● EXERCISE DESCRIPTION:
Copy each line containing the word "text" from the records that follow, please.

═════ INPUT RECORDS ═════

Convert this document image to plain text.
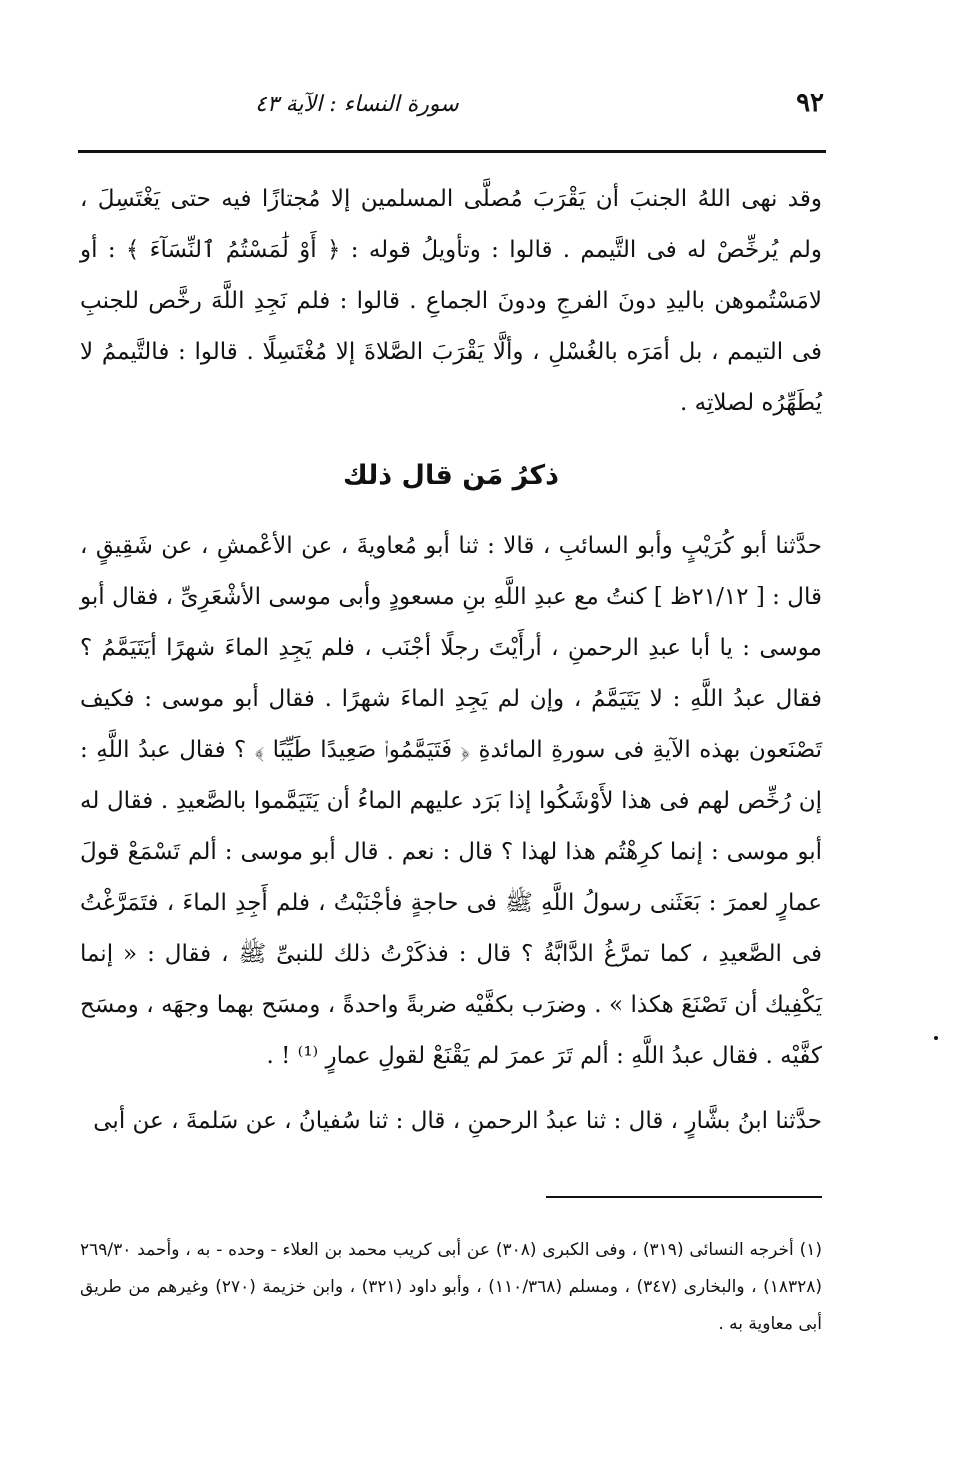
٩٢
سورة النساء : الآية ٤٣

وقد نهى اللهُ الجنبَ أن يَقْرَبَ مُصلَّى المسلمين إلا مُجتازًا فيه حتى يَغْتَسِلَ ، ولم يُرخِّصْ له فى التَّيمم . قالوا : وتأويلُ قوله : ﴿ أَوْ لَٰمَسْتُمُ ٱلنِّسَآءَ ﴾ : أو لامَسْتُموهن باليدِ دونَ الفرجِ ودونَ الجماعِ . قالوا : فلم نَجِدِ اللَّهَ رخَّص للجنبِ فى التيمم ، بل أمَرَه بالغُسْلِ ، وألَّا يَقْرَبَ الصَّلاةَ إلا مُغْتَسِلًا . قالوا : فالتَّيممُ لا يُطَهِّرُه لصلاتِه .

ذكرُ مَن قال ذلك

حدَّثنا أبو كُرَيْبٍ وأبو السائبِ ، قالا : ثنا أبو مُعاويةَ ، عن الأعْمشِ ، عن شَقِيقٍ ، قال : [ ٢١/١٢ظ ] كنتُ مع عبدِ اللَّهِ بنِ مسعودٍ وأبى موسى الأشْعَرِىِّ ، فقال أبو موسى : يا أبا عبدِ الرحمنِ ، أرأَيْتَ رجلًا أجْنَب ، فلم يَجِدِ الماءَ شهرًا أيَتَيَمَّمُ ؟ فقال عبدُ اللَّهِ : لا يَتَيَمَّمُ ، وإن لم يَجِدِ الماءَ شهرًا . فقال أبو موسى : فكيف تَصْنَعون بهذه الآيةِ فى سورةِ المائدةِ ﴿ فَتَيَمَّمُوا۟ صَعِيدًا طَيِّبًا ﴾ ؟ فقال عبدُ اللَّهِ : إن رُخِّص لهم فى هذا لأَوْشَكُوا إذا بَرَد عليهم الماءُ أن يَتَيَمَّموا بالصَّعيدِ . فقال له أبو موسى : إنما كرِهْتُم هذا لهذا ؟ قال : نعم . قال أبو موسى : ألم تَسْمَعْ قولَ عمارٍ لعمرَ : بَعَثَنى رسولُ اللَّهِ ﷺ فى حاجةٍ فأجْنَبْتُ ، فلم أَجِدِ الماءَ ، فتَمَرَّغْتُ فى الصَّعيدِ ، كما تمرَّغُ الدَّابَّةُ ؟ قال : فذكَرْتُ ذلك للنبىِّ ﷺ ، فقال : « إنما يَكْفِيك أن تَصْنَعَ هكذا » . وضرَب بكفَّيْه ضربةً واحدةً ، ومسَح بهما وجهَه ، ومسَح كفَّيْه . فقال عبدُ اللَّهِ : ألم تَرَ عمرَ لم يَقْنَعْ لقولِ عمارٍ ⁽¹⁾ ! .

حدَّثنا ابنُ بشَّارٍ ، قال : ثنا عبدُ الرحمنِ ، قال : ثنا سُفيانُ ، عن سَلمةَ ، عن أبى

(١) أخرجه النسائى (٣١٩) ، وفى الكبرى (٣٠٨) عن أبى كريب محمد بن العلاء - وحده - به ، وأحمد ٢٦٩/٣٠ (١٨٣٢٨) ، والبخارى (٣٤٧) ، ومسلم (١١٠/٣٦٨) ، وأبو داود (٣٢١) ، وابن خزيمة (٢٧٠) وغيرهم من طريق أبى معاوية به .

═════
═════ INPUT RECORDS ═════

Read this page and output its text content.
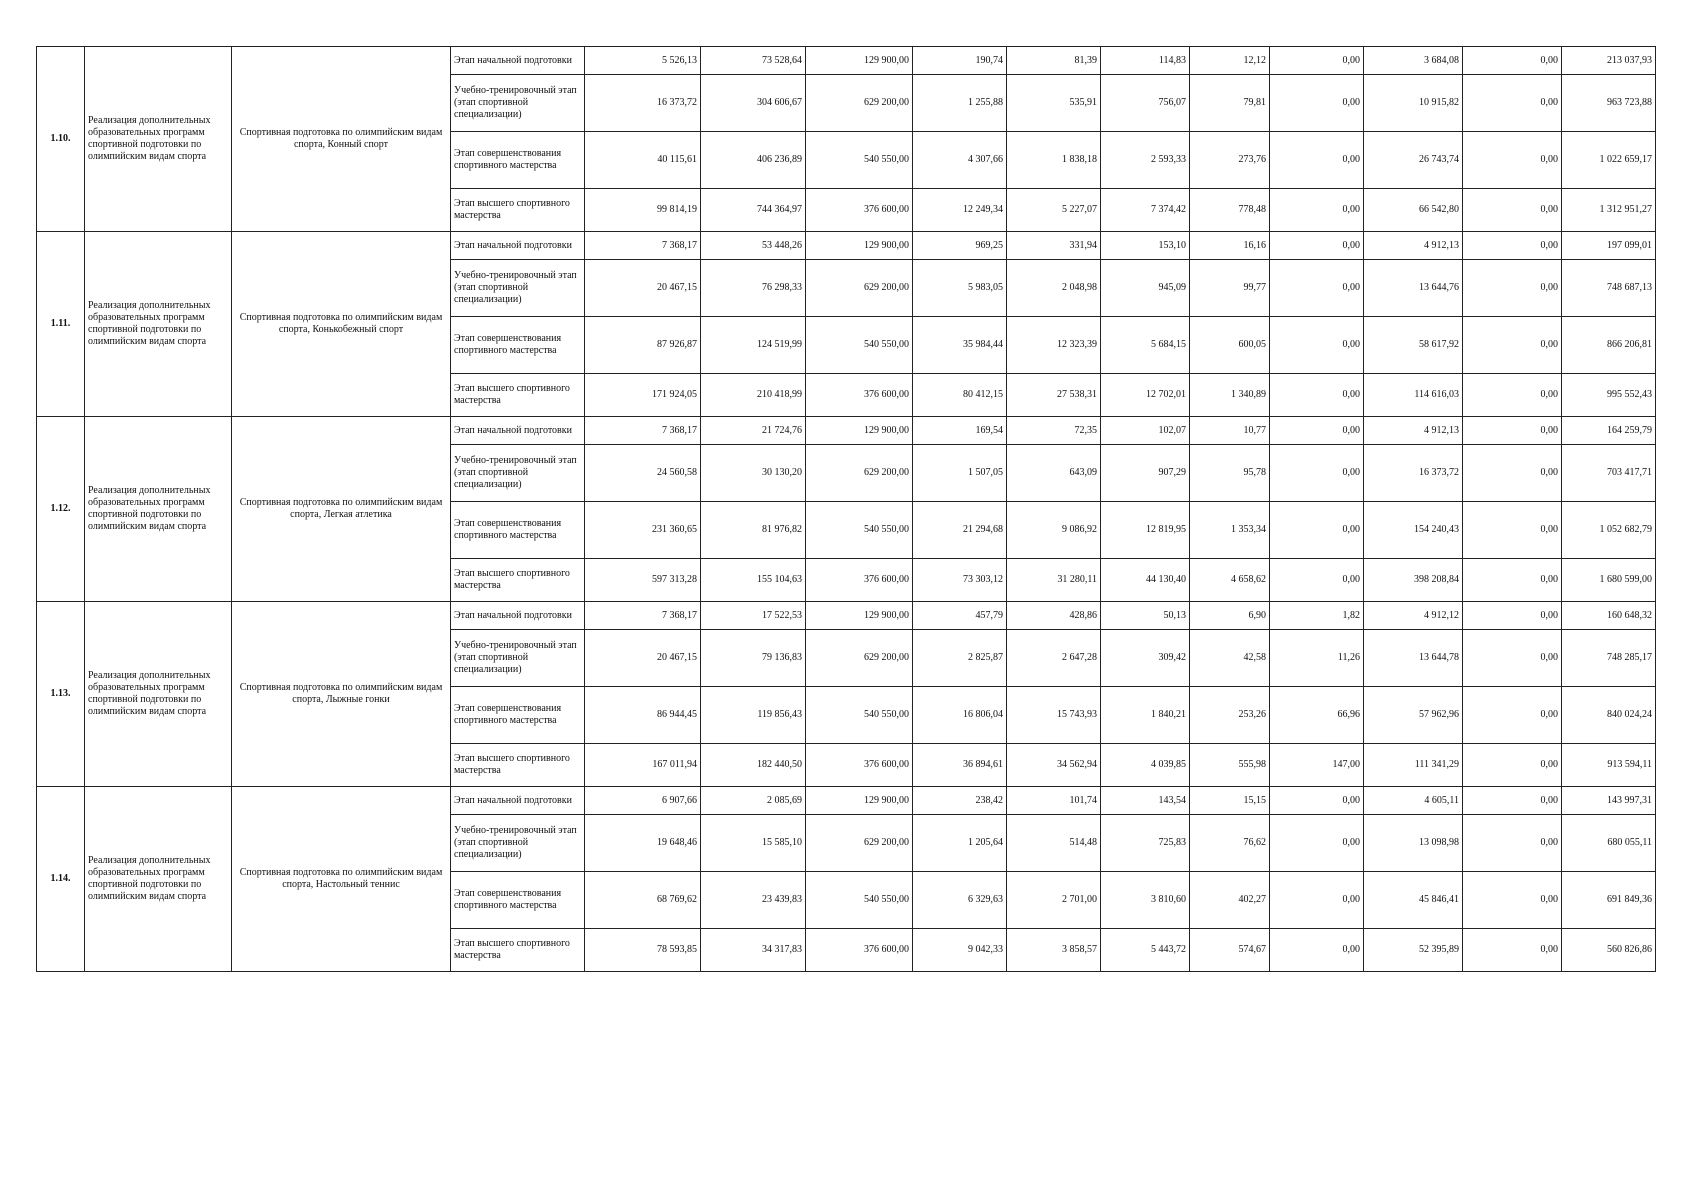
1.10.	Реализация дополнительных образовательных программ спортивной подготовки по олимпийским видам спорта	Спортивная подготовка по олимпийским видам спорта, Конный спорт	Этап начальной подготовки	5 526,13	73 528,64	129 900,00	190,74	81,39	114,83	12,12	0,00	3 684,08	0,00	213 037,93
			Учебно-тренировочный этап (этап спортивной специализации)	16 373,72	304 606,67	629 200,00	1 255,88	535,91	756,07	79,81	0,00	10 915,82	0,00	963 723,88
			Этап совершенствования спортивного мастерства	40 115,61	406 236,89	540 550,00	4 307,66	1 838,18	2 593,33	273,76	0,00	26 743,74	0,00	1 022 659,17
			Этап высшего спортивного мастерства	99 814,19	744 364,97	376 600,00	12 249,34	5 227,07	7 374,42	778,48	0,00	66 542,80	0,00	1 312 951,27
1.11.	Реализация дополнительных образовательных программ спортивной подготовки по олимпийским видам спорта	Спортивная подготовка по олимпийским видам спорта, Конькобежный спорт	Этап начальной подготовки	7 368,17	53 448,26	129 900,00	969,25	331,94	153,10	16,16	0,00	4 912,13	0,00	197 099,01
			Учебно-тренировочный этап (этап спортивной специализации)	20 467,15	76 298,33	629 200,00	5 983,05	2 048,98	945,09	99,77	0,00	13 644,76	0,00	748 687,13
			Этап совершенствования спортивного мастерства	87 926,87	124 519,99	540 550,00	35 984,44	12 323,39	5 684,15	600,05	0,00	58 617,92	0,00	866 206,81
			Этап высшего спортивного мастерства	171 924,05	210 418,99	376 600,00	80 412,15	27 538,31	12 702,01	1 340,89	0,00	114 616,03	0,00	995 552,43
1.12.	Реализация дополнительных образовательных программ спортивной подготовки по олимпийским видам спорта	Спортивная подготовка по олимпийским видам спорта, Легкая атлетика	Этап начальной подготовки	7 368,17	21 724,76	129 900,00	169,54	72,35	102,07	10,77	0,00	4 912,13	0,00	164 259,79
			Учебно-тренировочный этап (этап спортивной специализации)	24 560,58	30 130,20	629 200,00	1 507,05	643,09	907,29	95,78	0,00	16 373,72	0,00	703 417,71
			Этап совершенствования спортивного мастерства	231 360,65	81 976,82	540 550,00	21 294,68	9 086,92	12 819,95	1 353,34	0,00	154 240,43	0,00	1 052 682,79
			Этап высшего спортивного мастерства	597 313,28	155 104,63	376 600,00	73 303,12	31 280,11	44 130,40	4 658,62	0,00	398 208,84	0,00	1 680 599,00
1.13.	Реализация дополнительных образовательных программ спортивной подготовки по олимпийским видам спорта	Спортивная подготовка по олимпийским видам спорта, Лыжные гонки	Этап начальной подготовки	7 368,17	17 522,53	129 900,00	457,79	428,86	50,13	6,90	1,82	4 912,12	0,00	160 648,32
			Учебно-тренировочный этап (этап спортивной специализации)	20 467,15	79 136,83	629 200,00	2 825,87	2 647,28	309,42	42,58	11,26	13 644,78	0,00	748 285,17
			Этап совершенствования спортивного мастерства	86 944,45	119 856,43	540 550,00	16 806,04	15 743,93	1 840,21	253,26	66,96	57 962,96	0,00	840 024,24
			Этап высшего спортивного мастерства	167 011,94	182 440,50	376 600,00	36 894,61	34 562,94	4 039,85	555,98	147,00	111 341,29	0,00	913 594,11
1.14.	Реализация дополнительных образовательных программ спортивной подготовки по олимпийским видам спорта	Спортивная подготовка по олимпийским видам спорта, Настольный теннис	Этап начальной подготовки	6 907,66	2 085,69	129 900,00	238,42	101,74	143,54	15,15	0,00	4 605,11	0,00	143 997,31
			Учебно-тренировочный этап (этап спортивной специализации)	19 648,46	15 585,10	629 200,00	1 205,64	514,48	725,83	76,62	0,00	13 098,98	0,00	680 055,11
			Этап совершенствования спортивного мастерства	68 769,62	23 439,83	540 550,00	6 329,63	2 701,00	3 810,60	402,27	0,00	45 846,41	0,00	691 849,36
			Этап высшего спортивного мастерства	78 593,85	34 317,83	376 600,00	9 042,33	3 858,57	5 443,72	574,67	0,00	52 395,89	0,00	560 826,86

═════

● CORRECT RESULT:
Convert this document image to plain text.
Read this page and output its text content.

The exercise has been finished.